### REQUIRED TASK
Your answer is a single number: the count of lines that contain the string "this".

##### RECORD LIST

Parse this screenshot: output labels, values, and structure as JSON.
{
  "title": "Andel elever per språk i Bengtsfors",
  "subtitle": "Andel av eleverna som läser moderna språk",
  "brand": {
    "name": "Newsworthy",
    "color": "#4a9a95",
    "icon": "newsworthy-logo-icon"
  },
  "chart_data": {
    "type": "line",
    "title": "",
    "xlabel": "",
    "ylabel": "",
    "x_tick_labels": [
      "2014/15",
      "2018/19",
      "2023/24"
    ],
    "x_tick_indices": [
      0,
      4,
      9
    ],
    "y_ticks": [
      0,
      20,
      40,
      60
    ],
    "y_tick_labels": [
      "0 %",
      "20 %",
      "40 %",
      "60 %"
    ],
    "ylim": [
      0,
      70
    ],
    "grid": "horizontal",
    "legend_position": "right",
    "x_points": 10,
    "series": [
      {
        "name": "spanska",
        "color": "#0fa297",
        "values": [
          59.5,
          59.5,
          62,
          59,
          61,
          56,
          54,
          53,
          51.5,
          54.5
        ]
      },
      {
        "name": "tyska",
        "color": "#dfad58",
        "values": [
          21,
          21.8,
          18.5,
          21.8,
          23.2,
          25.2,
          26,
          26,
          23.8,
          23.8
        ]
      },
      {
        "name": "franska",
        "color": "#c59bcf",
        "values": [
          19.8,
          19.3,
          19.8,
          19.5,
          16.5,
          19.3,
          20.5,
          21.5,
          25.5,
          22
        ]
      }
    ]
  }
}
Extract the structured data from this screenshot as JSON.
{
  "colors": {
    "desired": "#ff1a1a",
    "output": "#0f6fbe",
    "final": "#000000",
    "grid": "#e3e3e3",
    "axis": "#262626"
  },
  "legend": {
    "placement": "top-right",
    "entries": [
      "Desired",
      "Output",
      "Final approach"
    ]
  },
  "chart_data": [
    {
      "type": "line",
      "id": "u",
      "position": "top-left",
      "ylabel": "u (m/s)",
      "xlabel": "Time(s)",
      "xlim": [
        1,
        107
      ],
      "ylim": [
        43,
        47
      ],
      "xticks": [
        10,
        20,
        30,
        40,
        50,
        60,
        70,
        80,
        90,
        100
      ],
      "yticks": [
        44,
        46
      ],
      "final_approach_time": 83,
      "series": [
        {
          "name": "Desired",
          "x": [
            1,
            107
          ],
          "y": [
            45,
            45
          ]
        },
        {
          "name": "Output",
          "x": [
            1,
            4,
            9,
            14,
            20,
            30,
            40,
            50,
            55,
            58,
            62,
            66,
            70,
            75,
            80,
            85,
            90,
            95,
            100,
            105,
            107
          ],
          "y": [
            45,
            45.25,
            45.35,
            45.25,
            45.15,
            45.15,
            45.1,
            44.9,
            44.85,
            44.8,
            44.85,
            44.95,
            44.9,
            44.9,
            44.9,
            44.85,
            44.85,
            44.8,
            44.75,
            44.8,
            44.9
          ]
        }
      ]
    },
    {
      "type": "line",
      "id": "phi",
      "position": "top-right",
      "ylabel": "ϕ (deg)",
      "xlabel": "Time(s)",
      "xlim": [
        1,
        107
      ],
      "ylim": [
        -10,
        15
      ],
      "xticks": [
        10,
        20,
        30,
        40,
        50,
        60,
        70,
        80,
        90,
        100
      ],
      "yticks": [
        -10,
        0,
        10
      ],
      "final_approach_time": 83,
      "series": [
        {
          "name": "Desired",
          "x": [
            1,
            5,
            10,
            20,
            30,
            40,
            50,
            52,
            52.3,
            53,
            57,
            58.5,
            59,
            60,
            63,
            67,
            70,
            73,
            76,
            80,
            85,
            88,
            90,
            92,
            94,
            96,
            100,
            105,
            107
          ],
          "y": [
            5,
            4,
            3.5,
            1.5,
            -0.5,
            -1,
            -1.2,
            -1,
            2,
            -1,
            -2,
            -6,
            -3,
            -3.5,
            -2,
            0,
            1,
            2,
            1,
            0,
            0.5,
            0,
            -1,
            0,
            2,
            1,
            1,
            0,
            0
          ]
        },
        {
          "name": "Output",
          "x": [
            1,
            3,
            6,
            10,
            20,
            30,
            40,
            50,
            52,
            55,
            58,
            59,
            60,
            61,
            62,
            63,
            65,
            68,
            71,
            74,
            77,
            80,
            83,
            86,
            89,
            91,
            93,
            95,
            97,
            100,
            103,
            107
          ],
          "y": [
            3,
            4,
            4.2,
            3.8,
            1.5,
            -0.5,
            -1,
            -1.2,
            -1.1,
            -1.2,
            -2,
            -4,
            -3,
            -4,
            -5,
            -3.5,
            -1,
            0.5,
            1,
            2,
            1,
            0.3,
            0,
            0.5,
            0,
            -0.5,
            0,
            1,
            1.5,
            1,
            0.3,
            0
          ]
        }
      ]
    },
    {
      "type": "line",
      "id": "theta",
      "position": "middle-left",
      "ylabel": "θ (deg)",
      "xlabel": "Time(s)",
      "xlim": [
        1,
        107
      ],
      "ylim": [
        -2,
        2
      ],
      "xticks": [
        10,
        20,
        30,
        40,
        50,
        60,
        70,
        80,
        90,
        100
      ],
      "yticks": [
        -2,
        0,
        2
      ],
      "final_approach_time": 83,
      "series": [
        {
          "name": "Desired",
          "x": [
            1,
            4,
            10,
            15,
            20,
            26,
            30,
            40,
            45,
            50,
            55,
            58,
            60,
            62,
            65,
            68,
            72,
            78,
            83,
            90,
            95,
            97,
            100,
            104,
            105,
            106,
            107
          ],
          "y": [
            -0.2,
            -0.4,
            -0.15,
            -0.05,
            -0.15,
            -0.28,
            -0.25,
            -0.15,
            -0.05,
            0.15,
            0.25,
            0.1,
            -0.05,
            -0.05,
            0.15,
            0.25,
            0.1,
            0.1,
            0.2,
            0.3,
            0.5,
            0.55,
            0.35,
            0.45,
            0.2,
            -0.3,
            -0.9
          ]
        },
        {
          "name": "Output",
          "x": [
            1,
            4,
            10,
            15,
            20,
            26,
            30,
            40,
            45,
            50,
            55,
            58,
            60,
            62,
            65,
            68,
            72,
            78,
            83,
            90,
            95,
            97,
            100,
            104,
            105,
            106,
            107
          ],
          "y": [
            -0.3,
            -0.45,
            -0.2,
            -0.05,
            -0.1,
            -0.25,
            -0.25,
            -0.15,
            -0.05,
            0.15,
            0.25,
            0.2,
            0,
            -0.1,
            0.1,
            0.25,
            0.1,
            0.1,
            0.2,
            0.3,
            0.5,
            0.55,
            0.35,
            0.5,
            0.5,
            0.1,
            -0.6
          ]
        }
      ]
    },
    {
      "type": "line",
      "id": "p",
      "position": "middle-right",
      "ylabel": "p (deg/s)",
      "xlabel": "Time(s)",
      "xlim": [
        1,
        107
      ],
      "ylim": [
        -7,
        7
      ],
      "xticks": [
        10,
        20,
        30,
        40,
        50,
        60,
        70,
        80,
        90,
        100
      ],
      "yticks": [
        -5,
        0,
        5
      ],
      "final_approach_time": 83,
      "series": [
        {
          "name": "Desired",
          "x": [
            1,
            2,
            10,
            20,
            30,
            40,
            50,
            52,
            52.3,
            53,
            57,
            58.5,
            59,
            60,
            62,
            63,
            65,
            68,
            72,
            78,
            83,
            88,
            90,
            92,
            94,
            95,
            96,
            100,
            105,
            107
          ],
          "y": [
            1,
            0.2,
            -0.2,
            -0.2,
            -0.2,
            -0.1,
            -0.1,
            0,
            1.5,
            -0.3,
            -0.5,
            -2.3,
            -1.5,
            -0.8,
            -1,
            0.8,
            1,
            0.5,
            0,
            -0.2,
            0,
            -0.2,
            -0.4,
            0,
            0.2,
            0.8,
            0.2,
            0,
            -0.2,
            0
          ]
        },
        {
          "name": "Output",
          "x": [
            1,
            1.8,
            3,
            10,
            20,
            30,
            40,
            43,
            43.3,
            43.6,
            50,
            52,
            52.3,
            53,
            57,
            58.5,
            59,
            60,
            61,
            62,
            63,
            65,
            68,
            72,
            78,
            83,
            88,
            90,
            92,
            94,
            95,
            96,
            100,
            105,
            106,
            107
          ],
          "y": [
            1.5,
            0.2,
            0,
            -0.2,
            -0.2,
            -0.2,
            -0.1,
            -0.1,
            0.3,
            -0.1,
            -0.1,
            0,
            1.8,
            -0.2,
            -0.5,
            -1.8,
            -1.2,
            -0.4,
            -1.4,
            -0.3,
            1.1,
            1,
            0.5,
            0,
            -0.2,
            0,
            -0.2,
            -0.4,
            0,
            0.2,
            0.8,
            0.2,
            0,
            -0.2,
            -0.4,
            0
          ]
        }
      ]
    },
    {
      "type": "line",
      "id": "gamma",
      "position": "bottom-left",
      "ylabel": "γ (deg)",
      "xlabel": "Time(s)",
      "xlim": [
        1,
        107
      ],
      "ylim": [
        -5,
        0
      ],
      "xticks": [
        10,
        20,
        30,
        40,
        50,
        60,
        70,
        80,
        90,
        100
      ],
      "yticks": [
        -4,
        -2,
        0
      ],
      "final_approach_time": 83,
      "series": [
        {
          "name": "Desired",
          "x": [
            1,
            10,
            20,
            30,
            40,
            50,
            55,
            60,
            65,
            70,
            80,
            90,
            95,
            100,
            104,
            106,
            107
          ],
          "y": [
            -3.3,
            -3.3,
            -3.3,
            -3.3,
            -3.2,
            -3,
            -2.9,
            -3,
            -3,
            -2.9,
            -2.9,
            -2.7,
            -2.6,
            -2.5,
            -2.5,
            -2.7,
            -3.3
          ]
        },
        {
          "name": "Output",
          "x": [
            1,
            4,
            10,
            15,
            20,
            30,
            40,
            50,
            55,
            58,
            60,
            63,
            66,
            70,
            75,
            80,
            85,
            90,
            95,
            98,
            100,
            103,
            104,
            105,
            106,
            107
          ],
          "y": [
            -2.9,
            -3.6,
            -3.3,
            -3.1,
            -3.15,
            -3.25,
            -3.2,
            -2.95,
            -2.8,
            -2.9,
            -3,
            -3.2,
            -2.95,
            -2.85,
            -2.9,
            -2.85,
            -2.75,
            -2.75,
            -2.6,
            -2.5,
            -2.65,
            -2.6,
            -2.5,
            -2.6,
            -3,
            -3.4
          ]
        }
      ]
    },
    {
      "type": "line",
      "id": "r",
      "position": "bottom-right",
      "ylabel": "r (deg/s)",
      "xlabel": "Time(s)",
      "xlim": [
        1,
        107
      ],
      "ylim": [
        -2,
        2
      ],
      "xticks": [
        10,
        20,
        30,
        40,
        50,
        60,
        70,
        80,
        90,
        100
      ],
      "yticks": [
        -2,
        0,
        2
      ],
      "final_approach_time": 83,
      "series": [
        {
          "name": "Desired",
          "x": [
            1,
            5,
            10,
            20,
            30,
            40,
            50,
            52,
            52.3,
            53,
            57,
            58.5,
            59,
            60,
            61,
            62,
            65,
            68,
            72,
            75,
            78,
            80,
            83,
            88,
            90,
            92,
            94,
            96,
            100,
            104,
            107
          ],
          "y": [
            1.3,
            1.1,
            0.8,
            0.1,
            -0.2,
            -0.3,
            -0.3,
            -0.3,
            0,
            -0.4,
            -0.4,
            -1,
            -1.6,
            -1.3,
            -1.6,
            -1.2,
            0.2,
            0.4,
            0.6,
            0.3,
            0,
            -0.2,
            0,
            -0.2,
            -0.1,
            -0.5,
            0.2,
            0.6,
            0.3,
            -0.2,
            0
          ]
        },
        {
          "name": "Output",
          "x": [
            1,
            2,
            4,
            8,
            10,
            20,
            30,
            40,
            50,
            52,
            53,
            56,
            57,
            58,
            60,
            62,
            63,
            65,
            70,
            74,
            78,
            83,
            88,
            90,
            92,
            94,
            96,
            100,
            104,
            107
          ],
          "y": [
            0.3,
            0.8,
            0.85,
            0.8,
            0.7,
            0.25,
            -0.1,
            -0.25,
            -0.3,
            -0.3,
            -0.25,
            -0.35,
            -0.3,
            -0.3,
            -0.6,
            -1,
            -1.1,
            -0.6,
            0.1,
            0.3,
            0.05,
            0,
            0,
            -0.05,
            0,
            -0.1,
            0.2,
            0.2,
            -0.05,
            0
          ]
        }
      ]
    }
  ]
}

##########

### FINAL RESULT
2